**Data listing**
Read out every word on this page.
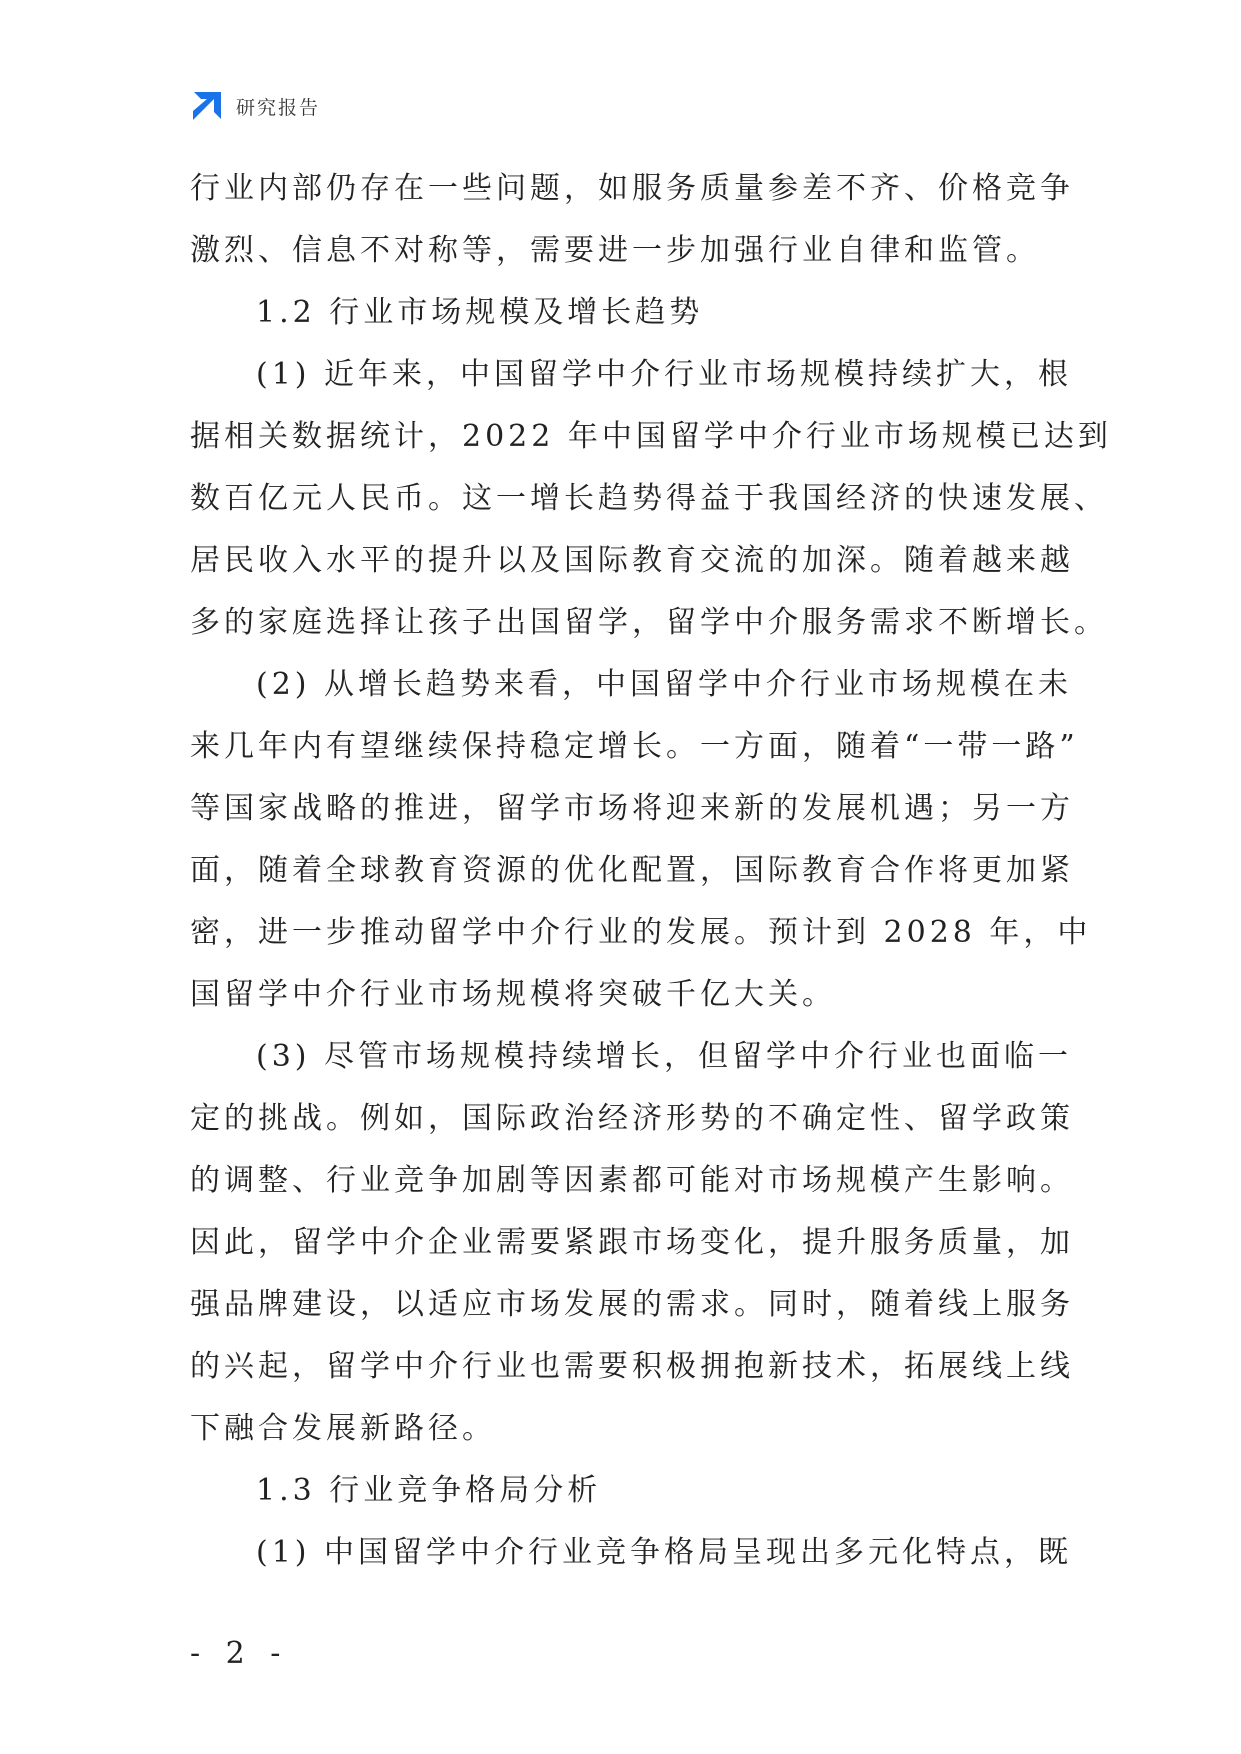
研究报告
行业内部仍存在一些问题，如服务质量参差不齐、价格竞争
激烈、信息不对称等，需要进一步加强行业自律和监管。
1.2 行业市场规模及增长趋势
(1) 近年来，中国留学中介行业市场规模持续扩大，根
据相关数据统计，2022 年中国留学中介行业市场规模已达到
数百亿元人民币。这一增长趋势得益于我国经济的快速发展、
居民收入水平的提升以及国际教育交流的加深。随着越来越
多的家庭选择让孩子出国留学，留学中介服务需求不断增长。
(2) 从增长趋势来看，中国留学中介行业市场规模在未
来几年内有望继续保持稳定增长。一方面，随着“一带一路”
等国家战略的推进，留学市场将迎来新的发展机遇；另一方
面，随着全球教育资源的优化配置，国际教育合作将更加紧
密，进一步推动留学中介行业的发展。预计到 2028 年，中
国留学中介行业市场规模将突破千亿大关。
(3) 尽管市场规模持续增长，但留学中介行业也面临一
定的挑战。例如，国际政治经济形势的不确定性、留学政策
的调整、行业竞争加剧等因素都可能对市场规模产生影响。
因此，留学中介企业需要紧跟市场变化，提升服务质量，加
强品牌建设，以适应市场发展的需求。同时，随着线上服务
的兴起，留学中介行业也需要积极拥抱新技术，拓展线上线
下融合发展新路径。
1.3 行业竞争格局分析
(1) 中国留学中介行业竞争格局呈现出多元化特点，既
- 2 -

--

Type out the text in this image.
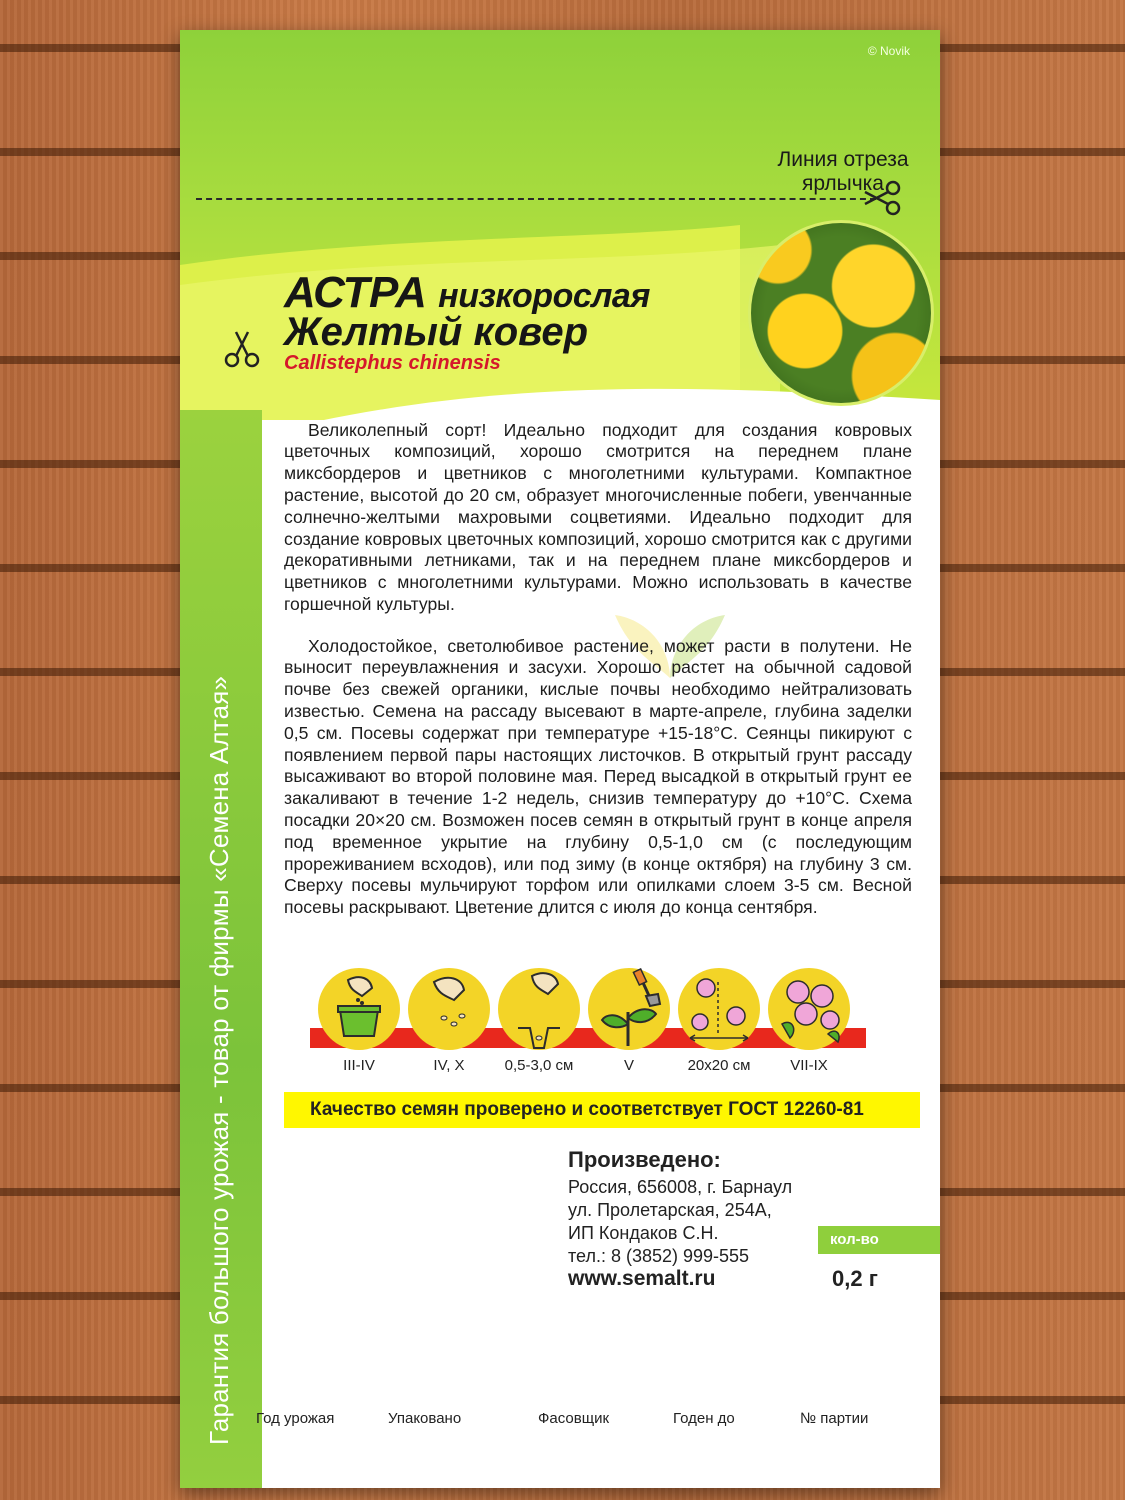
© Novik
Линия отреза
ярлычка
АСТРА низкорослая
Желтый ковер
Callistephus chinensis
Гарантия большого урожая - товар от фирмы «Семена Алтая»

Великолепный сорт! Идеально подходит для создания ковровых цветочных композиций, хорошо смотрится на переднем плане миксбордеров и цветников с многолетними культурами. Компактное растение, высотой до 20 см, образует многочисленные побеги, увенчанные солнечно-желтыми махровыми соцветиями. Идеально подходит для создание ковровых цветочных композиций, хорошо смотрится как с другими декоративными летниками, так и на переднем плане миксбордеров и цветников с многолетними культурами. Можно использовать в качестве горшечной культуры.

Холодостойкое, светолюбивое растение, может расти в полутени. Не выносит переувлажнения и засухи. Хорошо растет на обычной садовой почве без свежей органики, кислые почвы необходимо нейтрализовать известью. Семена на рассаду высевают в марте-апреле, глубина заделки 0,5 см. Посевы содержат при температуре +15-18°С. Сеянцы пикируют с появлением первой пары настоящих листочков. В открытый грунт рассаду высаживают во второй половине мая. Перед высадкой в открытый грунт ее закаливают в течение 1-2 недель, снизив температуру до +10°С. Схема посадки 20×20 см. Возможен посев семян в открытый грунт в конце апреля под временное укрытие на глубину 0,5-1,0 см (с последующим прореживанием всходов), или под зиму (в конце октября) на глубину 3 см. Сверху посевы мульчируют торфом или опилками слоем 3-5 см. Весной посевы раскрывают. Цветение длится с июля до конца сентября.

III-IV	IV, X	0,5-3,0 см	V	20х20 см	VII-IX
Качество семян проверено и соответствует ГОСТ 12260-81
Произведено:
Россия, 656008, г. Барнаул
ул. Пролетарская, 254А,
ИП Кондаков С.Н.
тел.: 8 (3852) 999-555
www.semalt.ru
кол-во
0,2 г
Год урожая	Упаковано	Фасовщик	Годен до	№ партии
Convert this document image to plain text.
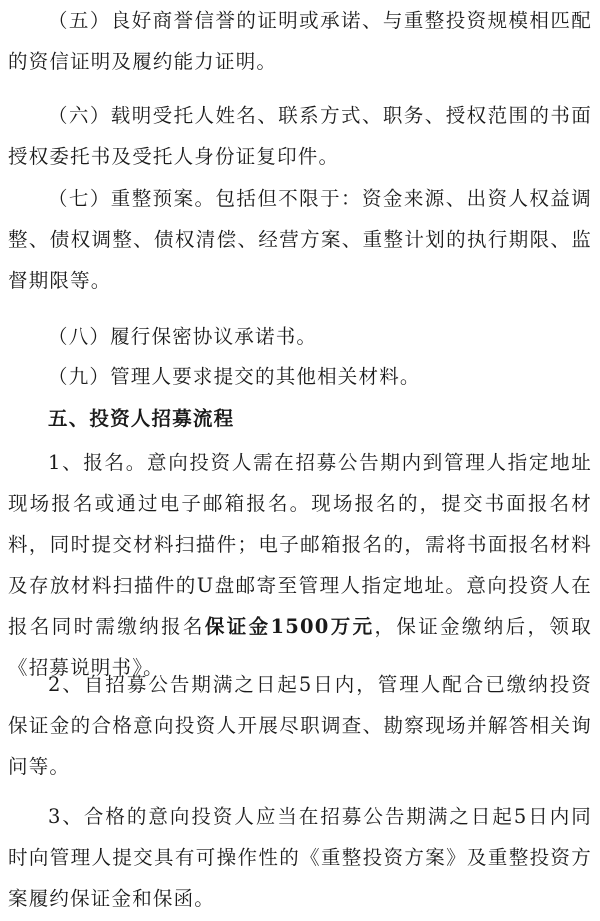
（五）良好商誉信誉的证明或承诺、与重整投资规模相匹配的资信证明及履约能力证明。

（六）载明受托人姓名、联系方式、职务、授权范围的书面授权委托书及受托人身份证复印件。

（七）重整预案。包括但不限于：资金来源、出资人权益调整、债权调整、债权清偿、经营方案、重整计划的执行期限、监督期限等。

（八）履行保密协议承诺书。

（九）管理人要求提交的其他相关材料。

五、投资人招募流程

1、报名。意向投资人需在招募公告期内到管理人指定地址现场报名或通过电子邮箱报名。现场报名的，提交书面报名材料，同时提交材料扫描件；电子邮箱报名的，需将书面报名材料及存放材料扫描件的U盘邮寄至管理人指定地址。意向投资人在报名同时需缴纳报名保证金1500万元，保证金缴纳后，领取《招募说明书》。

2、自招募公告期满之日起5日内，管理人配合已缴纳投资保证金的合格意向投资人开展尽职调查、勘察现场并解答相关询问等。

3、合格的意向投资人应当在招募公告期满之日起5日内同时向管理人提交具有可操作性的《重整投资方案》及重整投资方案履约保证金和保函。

**Exercise requirements**
From the entries above, copy each line holding "image".

**Full response**
Type out the text in this image.
Convert this document image to plain text.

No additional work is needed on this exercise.